In the material below, find every line with "this" and pull it out.

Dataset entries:
— START —
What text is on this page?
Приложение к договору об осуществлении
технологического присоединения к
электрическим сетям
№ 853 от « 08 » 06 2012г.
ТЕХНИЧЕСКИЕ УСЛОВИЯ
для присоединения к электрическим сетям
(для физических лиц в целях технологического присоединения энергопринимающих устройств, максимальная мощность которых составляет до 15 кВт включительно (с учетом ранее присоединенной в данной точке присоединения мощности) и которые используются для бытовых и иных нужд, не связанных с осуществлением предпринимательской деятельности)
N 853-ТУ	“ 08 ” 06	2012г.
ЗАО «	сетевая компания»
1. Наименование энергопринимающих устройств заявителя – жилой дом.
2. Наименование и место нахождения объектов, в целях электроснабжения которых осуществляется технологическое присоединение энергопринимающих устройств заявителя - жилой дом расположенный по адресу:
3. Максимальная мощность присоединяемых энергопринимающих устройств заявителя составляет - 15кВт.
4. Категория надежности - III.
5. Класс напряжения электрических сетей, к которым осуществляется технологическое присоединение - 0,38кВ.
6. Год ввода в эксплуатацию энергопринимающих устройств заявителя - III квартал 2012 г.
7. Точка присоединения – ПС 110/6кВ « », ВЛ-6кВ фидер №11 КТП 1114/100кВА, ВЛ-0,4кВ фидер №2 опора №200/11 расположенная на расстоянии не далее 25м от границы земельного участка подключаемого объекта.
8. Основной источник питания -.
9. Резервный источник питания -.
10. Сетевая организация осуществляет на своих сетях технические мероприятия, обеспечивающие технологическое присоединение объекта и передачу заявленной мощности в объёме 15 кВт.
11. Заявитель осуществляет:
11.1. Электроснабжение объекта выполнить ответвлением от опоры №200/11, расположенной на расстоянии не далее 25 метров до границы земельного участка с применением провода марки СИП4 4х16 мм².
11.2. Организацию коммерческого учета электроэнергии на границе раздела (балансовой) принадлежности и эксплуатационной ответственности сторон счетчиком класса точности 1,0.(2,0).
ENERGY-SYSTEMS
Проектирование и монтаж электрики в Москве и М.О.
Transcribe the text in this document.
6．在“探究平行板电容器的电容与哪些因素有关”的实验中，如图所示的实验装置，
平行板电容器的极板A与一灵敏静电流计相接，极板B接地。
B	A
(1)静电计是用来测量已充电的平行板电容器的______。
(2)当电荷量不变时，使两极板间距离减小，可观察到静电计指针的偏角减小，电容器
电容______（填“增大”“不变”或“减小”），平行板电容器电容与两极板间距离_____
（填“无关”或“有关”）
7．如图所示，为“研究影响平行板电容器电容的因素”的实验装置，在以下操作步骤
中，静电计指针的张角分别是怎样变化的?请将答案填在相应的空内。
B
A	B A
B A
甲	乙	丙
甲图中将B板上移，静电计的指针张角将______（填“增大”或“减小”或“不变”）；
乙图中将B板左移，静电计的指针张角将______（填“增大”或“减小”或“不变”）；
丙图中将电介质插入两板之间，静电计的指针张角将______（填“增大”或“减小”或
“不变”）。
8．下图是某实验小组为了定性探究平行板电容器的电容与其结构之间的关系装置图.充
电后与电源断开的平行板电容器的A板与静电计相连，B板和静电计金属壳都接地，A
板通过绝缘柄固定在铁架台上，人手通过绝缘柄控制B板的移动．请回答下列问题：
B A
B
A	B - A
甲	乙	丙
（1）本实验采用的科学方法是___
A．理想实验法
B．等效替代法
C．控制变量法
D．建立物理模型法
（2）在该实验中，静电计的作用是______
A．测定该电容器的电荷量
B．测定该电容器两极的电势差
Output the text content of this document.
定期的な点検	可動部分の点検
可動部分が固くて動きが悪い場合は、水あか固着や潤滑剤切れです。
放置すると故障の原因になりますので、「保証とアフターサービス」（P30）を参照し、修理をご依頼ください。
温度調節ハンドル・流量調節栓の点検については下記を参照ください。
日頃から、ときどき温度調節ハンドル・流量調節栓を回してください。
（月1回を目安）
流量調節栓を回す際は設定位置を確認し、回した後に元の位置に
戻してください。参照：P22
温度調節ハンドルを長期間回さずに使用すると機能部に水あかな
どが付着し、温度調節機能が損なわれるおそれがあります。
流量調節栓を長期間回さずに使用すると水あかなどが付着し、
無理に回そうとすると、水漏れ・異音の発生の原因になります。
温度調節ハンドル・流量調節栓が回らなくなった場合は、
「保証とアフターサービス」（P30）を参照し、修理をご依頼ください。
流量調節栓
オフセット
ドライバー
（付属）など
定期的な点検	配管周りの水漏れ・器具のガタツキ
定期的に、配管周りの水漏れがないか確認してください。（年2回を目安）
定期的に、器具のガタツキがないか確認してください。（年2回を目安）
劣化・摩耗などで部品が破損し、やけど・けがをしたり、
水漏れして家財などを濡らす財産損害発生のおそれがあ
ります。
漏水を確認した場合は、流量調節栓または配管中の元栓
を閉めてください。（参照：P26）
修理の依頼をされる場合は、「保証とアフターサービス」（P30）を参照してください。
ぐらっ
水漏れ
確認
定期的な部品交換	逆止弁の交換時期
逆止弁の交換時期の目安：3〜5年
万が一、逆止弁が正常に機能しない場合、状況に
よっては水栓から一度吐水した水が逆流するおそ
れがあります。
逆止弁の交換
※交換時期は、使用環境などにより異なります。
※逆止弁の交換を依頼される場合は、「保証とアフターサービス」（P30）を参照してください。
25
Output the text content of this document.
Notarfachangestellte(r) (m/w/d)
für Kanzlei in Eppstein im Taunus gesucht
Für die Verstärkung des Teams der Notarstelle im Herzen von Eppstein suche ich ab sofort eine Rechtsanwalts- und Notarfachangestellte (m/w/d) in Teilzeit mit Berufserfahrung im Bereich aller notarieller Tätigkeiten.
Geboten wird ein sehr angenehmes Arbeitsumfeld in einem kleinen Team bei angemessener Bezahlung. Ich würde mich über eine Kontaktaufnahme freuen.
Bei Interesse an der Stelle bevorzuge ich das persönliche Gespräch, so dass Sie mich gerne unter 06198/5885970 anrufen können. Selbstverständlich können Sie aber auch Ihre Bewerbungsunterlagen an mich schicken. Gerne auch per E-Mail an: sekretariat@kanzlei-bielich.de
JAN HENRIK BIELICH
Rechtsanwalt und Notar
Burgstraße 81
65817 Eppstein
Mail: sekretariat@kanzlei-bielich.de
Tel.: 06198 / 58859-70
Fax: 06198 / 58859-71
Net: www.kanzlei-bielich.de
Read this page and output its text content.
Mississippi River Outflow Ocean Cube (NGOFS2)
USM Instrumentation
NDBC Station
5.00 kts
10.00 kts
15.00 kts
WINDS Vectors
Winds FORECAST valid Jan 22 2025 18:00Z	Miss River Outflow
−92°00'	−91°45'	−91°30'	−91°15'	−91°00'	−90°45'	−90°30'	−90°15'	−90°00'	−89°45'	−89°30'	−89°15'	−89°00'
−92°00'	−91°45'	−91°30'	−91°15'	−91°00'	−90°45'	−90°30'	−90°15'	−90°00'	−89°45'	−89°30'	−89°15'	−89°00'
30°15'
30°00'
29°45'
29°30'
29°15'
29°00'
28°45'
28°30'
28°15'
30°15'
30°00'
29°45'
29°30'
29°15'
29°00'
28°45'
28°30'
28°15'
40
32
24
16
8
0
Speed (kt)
— END —
Complete output »
What text is on this page?
Transcribe the text in this document.
Output the text content of this document.
Output the text content of this document.
Read this page and output its text content.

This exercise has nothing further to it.